--- Start DATA EXCERPTS ---
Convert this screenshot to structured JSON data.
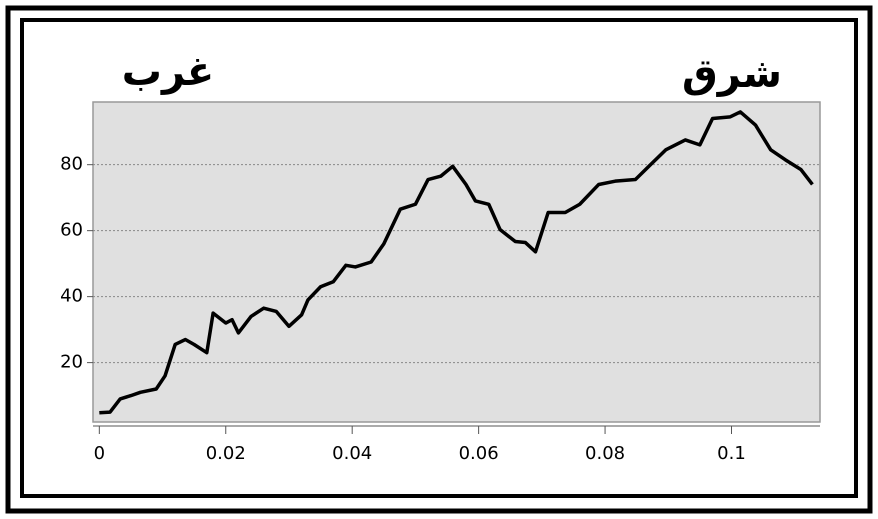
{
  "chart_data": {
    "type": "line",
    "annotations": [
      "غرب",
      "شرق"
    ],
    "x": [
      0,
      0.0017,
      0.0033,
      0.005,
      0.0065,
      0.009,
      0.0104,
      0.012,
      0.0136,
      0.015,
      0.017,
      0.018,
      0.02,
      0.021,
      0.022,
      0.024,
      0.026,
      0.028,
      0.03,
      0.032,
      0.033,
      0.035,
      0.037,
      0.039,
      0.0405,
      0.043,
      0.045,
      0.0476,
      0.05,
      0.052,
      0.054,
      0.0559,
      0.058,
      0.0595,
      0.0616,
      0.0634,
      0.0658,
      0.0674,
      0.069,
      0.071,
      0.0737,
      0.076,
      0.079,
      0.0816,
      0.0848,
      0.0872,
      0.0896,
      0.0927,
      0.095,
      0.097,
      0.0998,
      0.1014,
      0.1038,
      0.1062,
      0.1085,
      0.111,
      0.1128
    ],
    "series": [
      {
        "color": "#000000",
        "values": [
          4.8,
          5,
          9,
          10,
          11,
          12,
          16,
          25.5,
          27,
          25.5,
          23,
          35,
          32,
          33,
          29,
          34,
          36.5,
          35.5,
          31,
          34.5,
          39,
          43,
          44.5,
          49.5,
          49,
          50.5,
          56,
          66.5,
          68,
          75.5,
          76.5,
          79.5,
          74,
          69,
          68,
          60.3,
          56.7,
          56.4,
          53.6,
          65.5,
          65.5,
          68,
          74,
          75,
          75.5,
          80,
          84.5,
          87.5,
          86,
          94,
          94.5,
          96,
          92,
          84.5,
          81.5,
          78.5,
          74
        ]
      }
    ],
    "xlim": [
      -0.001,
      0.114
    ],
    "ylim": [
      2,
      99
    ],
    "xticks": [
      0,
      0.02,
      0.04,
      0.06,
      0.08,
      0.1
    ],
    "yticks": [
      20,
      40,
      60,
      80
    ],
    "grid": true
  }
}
--- End DATA EXCERPTS ---
--- Start DATA EXCERPTS ---
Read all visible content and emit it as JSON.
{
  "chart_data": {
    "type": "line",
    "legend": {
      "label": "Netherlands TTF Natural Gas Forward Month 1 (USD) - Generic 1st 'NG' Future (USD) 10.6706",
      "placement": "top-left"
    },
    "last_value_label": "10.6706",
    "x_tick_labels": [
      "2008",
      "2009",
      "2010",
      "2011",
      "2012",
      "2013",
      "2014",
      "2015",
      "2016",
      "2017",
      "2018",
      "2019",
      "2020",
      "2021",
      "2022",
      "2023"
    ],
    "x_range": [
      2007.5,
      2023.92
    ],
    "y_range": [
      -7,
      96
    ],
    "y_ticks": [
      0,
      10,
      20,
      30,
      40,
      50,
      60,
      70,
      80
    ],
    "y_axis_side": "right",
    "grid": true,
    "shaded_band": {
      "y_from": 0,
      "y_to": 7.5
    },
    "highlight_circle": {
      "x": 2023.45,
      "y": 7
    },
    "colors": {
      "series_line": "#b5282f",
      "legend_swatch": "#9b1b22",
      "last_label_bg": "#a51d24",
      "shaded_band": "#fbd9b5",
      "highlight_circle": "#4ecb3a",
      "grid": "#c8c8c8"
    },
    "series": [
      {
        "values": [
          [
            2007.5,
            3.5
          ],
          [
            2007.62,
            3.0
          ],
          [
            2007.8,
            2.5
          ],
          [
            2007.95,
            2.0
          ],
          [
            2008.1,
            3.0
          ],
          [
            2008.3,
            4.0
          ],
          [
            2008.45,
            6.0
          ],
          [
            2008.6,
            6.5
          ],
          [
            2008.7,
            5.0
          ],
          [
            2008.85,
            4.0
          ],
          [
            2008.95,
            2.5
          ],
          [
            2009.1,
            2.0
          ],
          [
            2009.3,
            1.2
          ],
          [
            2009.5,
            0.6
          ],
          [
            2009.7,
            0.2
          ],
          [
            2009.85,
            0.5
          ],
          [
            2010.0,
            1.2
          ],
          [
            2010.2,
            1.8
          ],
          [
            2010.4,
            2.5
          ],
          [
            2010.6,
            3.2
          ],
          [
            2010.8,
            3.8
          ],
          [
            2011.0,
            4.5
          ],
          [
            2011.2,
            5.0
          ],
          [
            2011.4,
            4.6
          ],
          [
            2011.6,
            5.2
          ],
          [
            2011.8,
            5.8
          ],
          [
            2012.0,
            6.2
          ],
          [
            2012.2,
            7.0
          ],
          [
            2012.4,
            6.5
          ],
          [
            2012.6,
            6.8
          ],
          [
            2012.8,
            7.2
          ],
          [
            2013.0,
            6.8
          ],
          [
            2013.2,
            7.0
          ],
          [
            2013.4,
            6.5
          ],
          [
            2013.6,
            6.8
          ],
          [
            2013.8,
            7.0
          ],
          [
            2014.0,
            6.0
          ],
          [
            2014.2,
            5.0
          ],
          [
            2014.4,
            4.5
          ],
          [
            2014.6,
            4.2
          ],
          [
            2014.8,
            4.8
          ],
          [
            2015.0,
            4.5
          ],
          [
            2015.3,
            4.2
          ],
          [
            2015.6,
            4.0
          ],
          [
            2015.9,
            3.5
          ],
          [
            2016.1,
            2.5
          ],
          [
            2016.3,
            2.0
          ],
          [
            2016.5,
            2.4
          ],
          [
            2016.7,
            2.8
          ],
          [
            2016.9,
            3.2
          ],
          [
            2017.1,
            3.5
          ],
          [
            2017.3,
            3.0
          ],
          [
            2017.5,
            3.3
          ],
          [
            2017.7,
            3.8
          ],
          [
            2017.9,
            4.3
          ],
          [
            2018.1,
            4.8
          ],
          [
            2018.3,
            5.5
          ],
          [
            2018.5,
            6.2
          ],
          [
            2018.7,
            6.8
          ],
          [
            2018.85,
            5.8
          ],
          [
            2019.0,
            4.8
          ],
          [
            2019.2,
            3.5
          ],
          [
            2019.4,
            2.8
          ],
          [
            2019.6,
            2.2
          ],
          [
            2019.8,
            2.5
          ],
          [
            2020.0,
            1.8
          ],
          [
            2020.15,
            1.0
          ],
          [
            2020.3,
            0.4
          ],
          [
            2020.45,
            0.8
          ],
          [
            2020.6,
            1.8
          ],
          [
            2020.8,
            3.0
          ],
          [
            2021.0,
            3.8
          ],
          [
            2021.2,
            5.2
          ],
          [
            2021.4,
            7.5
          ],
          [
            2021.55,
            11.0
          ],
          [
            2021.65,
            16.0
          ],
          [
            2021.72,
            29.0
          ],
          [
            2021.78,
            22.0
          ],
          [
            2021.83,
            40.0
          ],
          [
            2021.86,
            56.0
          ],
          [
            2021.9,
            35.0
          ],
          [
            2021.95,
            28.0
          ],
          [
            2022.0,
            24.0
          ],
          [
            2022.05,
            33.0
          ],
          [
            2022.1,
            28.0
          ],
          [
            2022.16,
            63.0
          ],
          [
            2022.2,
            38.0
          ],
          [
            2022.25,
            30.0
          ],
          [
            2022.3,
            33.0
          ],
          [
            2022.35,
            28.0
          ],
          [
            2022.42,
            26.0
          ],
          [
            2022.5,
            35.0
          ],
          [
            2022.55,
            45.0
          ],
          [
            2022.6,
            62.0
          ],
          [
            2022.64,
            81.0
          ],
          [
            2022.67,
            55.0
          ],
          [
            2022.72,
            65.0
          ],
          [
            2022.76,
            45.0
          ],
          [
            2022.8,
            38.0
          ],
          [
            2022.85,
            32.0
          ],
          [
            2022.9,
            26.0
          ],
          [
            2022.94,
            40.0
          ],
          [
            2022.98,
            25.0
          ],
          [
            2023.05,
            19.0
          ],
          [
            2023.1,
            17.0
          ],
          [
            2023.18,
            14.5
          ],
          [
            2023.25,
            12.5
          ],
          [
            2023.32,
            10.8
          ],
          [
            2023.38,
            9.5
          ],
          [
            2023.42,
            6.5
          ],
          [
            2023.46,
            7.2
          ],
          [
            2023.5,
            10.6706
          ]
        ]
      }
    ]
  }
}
--- End DATA EXCERPTS ---
Identify and copy lines that hold the string "JSON".

## EXERCISE ANSWER
Convert this screenshot to structured JSON data.
Read all visible content and emit it as JSON.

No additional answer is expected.